[BEGIN Records to process]
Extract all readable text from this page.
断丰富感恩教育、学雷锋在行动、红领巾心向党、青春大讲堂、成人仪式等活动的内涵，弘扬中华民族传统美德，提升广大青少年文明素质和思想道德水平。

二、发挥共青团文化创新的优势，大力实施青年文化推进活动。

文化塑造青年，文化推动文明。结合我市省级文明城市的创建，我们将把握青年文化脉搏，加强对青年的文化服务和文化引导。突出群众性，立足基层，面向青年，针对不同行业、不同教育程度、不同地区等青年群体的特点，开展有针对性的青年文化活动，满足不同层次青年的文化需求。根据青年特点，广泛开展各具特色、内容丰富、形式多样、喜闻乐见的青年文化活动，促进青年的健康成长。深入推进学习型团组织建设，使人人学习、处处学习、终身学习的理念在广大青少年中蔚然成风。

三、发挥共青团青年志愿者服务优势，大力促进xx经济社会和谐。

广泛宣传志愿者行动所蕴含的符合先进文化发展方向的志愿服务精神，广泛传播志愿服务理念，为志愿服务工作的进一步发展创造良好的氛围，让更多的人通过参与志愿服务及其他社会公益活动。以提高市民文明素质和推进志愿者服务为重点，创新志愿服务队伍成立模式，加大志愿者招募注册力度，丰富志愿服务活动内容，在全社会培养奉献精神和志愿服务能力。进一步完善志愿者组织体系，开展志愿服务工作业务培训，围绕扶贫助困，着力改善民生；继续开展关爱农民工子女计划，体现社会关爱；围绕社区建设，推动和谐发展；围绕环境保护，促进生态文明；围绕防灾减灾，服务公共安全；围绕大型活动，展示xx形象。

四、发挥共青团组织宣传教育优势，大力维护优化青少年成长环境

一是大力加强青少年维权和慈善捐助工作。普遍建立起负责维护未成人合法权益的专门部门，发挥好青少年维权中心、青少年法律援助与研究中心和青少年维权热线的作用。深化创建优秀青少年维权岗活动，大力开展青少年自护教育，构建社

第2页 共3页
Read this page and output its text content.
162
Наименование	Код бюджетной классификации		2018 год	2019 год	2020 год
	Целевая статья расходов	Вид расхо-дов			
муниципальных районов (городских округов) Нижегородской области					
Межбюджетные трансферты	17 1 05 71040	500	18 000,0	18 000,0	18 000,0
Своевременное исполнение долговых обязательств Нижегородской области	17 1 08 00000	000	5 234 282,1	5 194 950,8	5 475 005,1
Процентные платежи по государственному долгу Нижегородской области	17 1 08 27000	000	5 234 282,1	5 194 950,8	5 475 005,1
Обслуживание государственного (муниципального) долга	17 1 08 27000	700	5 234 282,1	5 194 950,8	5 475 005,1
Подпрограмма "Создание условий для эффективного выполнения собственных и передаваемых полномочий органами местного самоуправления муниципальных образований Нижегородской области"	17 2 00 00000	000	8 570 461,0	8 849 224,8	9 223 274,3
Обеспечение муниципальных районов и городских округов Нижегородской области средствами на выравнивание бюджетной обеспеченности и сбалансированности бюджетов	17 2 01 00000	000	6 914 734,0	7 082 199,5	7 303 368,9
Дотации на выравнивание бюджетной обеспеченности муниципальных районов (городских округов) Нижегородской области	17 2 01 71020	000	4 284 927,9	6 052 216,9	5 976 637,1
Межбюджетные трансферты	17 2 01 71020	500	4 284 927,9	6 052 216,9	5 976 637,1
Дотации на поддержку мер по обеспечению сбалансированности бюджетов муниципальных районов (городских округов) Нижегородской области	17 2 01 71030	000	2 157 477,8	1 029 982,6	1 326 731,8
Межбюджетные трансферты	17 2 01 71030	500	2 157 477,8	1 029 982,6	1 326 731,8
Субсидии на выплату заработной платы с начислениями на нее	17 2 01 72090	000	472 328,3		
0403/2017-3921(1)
[END Records to process]
▶ _Prompt_: Count every line of the material above that holds the string "городских", then state only the total.

▶ _Full solution_: 4